**Required work**
Retype every line of the listing below with each character unchanged.

**Input material**
□ □ □ □ □
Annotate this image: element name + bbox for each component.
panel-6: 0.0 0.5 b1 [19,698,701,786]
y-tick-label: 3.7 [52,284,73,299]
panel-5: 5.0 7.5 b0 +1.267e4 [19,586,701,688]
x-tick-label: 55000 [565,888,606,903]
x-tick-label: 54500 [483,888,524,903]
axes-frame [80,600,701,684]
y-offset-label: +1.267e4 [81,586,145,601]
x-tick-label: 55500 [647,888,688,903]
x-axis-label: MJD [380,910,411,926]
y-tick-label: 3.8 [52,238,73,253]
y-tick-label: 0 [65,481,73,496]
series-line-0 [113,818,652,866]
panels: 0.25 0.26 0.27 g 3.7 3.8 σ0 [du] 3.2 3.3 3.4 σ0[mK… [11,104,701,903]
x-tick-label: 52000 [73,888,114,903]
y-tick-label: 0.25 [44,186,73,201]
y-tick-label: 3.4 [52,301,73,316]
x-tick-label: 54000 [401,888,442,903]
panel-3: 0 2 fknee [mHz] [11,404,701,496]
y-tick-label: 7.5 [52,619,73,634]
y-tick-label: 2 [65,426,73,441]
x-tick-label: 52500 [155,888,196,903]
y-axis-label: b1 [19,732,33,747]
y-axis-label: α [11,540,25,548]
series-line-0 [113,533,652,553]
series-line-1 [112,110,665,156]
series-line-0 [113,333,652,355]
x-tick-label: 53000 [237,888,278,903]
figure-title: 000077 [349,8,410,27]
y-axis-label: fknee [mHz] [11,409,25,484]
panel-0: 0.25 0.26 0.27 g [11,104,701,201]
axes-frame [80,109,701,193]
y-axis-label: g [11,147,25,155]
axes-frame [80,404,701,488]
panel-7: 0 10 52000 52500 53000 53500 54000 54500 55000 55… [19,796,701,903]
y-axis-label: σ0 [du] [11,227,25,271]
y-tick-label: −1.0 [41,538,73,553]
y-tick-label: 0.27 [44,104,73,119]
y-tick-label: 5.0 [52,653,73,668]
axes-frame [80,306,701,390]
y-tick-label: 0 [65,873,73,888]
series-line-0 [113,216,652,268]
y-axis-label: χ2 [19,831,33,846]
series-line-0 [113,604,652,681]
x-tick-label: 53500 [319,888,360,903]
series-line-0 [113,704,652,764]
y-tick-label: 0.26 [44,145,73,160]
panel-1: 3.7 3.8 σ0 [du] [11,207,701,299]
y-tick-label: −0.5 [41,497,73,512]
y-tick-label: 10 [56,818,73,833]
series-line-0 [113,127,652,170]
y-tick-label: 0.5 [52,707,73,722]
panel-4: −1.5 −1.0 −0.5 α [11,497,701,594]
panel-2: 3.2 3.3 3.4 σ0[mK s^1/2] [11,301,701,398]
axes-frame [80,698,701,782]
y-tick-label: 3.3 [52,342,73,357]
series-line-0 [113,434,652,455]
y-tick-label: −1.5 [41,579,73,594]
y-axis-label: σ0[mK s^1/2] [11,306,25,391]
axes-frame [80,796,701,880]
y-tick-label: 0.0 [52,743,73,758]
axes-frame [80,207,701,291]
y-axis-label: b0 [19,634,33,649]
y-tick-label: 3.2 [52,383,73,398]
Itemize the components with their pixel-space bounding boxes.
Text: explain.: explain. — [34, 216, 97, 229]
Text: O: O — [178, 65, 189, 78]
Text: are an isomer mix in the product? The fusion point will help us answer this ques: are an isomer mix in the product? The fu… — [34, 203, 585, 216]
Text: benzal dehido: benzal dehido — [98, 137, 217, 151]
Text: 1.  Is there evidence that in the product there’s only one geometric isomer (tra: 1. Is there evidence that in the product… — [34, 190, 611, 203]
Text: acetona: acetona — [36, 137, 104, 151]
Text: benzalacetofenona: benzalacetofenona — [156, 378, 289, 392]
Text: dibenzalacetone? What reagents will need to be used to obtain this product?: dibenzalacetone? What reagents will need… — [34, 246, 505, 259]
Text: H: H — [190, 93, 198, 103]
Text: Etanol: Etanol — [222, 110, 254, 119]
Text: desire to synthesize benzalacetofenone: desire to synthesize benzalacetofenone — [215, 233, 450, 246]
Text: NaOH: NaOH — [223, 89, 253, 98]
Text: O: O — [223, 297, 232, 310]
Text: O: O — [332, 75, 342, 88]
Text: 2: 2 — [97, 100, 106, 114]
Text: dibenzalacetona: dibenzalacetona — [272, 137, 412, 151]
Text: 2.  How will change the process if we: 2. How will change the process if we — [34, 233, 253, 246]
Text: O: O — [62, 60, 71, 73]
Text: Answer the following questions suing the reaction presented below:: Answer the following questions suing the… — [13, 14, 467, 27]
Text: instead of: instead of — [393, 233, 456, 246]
□ □ □ □ □
**Solution to this exercise**
Annotate this image: element name + bbox for each component.
panel-6: 0.0 0.5 b1 [19,698,701,786]
y-tick-label: 3.7 [52,284,73,299]
panel-5: 5.0 7.5 b0 +1.267e4 [19,586,701,688]
x-tick-label: 55000 [565,888,606,903]
x-tick-label: 54500 [483,888,524,903]
axes-frame [80,600,701,684]
y-offset-label: +1.267e4 [81,586,145,601]
x-tick-label: 55500 [647,888,688,903]
x-axis-label: MJD [380,910,411,926]
y-tick-label: 3.8 [52,238,73,253]
y-tick-label: 0 [65,481,73,496]
series-line-0 [113,818,652,866]
panels: 0.25 0.26 0.27 g 3.7 3.8 σ0 [du] 3.2 3.3 3.4 σ0[mK… [11,104,701,903]
x-tick-label: 52000 [73,888,114,903]
y-tick-label: 0.25 [44,186,73,201]
y-tick-label: 3.4 [52,301,73,316]
x-tick-label: 54000 [401,888,442,903]
panel-3: 0 2 fknee [mHz] [11,404,701,496]
y-tick-label: 7.5 [52,619,73,634]
y-tick-label: 2 [65,426,73,441]
x-tick-label: 52500 [155,888,196,903]
y-axis-label: b1 [19,732,33,747]
y-axis-label: α [11,540,25,548]
series-line-0 [113,533,652,553]
series-line-1 [112,110,665,156]
series-line-0 [113,333,652,355]
x-tick-label: 53000 [237,888,278,903]
figure-title: 000077 [349,8,410,27]
y-axis-label: fknee [mHz] [11,409,25,484]
panel-0: 0.25 0.26 0.27 g [11,104,701,201]
axes-frame [80,109,701,193]
y-axis-label: g [11,147,25,155]
axes-frame [80,404,701,488]
panel-7: 0 10 52000 52500 53000 53500 54000 54500 55000 55… [19,796,701,903]
y-axis-label: σ0 [du] [11,227,25,271]
y-tick-label: −1.0 [41,538,73,553]
y-tick-label: 0.27 [44,104,73,119]
y-tick-label: 5.0 [52,653,73,668]
axes-frame [80,306,701,390]
y-tick-label: 0 [65,873,73,888]
series-line-0 [113,216,652,268]
y-axis-label: χ2 [19,831,33,846]
series-line-0 [113,604,652,681]
x-tick-label: 53500 [319,888,360,903]
series-line-0 [113,704,652,764]
y-tick-label: 0.26 [44,145,73,160]
panel-1: 3.7 3.8 σ0 [du] [11,207,701,299]
y-tick-label: −0.5 [41,497,73,512]
y-tick-label: 10 [56,818,73,833]
series-line-0 [113,127,652,170]
y-tick-label: 0.5 [52,707,73,722]
panel-4: −1.5 −1.0 −0.5 α [11,497,701,594]
panel-2: 3.2 3.3 3.4 σ0[mK s^1/2] [11,301,701,398]
axes-frame [80,698,701,782]
y-tick-label: 3.3 [52,342,73,357]
series-line-0 [113,434,652,455]
y-tick-label: −1.5 [41,579,73,594]
y-axis-label: σ0[mK s^1/2] [11,306,25,391]
axes-frame [80,796,701,880]
y-tick-label: 0.0 [52,743,73,758]
axes-frame [80,207,701,291]
y-axis-label: b0 [19,634,33,649]
y-tick-label: 3.2 [52,383,73,398]
Itemize the components with their pixel-space bounding boxes.
Text: explain.: explain. — [34, 216, 97, 229]
Text: O: O — [178, 65, 189, 78]
Text: are an isomer mix in the product? The fusion point will help us answer this ques: are an isomer mix in the product? The fu… — [34, 203, 585, 216]
Text: benzal dehido: benzal dehido — [98, 137, 217, 151]
Text: 1.  Is there evidence that in the product there’s only one geometric isomer (tra: 1. Is there evidence that in the product… — [34, 190, 611, 203]
Text: acetona: acetona — [36, 137, 104, 151]
Text: benzalacetofenona: benzalacetofenona — [156, 378, 289, 392]
Text: dibenzalacetone? What reagents will need to be used to obtain this product?: dibenzalacetone? What reagents will need… — [34, 246, 505, 259]
Text: H: H — [190, 93, 198, 103]
Text: Etanol: Etanol — [222, 110, 254, 119]
Text: desire to synthesize benzalacetofenone: desire to synthesize benzalacetofenone — [215, 233, 450, 246]
Text: NaOH: NaOH — [223, 89, 253, 98]
Text: O: O — [223, 297, 232, 310]
Text: O: O — [332, 75, 342, 88]
Text: 2: 2 — [97, 100, 106, 114]
Text: dibenzalacetona: dibenzalacetona — [272, 137, 412, 151]
Text: 2.  How will change the process if we: 2. How will change the process if we — [34, 233, 253, 246]
Text: O: O — [62, 60, 71, 73]
Text: Answer the following questions suing the reaction presented below:: Answer the following questions suing the… — [13, 14, 467, 27]
Text: instead of: instead of — [393, 233, 456, 246]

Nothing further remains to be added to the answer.